## WHAT YOU ARE ASKED TO DO
Word for word, copy all the data and drop the pictures.

Data items
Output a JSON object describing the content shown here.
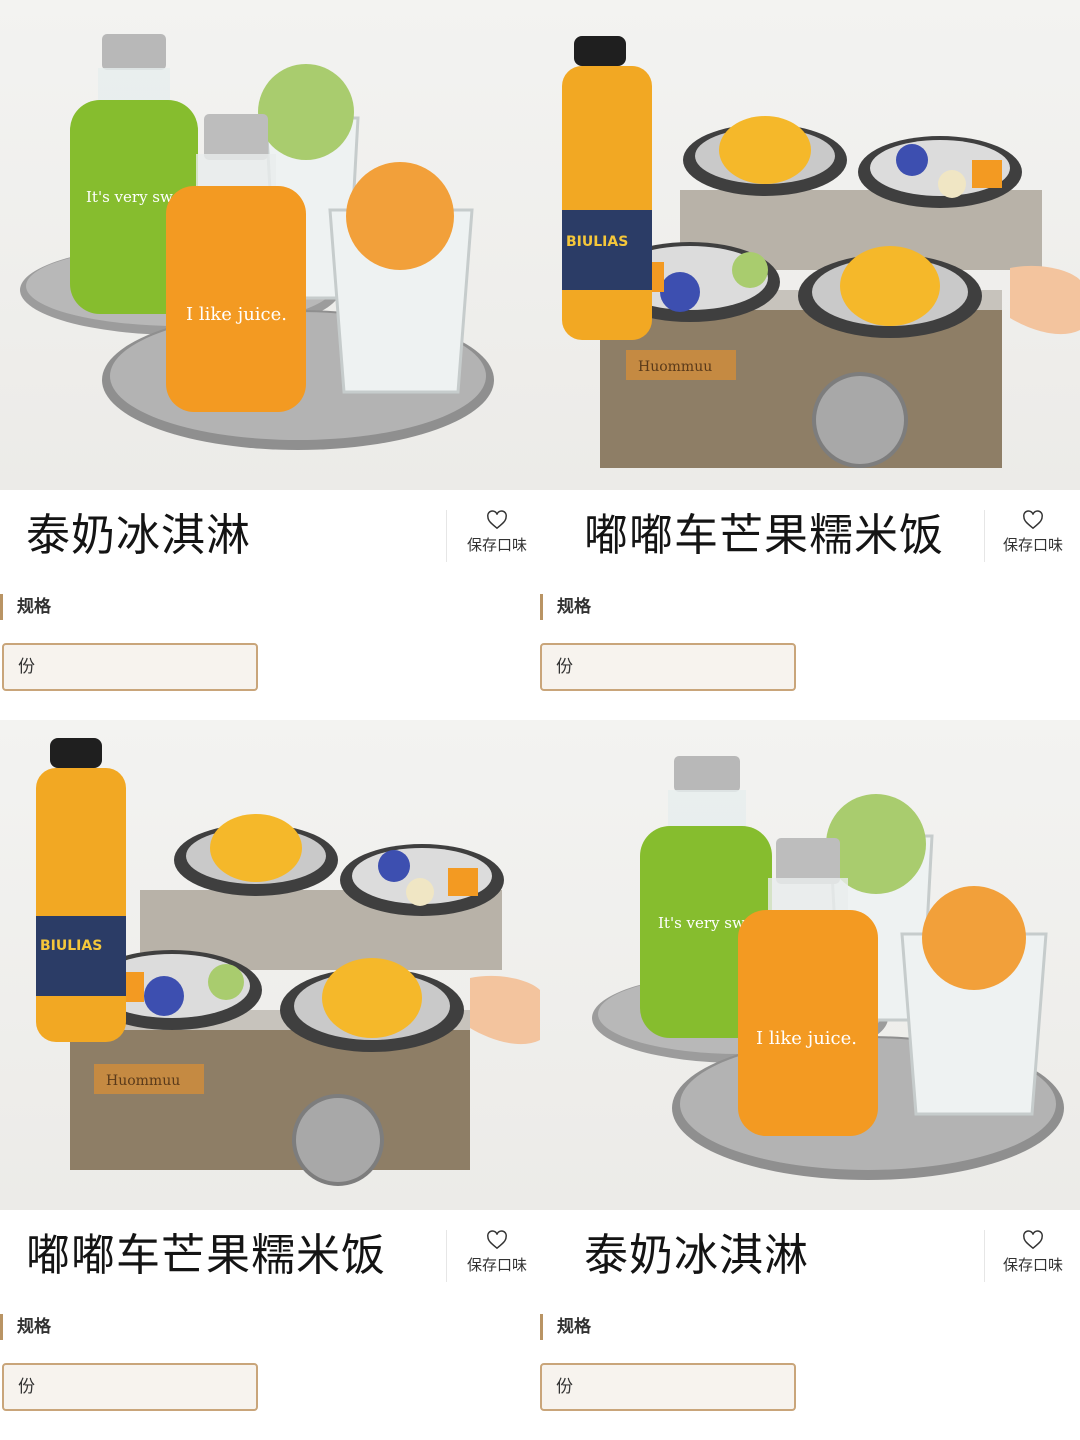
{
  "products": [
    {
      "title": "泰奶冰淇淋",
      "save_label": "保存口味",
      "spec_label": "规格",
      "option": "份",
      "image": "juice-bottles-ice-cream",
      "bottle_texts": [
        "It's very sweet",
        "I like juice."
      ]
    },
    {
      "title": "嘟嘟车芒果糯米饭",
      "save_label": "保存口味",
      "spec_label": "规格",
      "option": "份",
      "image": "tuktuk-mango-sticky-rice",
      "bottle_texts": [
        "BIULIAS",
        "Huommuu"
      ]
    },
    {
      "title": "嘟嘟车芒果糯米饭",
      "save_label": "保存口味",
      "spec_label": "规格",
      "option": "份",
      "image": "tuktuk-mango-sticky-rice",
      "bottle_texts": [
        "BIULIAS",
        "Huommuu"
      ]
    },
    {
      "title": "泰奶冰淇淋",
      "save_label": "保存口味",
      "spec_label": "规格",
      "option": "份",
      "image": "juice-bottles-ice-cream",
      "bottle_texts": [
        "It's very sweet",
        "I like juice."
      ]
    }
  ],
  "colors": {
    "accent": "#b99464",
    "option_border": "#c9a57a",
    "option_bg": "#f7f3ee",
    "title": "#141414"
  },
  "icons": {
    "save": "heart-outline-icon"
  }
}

## THE OUTPUT
Output a JSON object describing the content shown here.
{
  "products": [
    {
      "title": "泰奶冰淇淋",
      "save_label": "保存口味",
      "spec_label": "规格",
      "option": "份",
      "image": "juice-bottles-ice-cream",
      "bottle_texts": [
        "It's very sweet",
        "I like juice."
      ]
    },
    {
      "title": "嘟嘟车芒果糯米饭",
      "save_label": "保存口味",
      "spec_label": "规格",
      "option": "份",
      "image": "tuktuk-mango-sticky-rice",
      "bottle_texts": [
        "BIULIAS",
        "Huommuu"
      ]
    },
    {
      "title": "嘟嘟车芒果糯米饭",
      "save_label": "保存口味",
      "spec_label": "规格",
      "option": "份",
      "image": "tuktuk-mango-sticky-rice",
      "bottle_texts": [
        "BIULIAS",
        "Huommuu"
      ]
    },
    {
      "title": "泰奶冰淇淋",
      "save_label": "保存口味",
      "spec_label": "规格",
      "option": "份",
      "image": "juice-bottles-ice-cream",
      "bottle_texts": [
        "It's very sweet",
        "I like juice."
      ]
    }
  ],
  "colors": {
    "accent": "#b99464",
    "option_border": "#c9a57a",
    "option_bg": "#f7f3ee",
    "title": "#141414"
  },
  "icons": {
    "save": "heart-outline-icon"
  }
}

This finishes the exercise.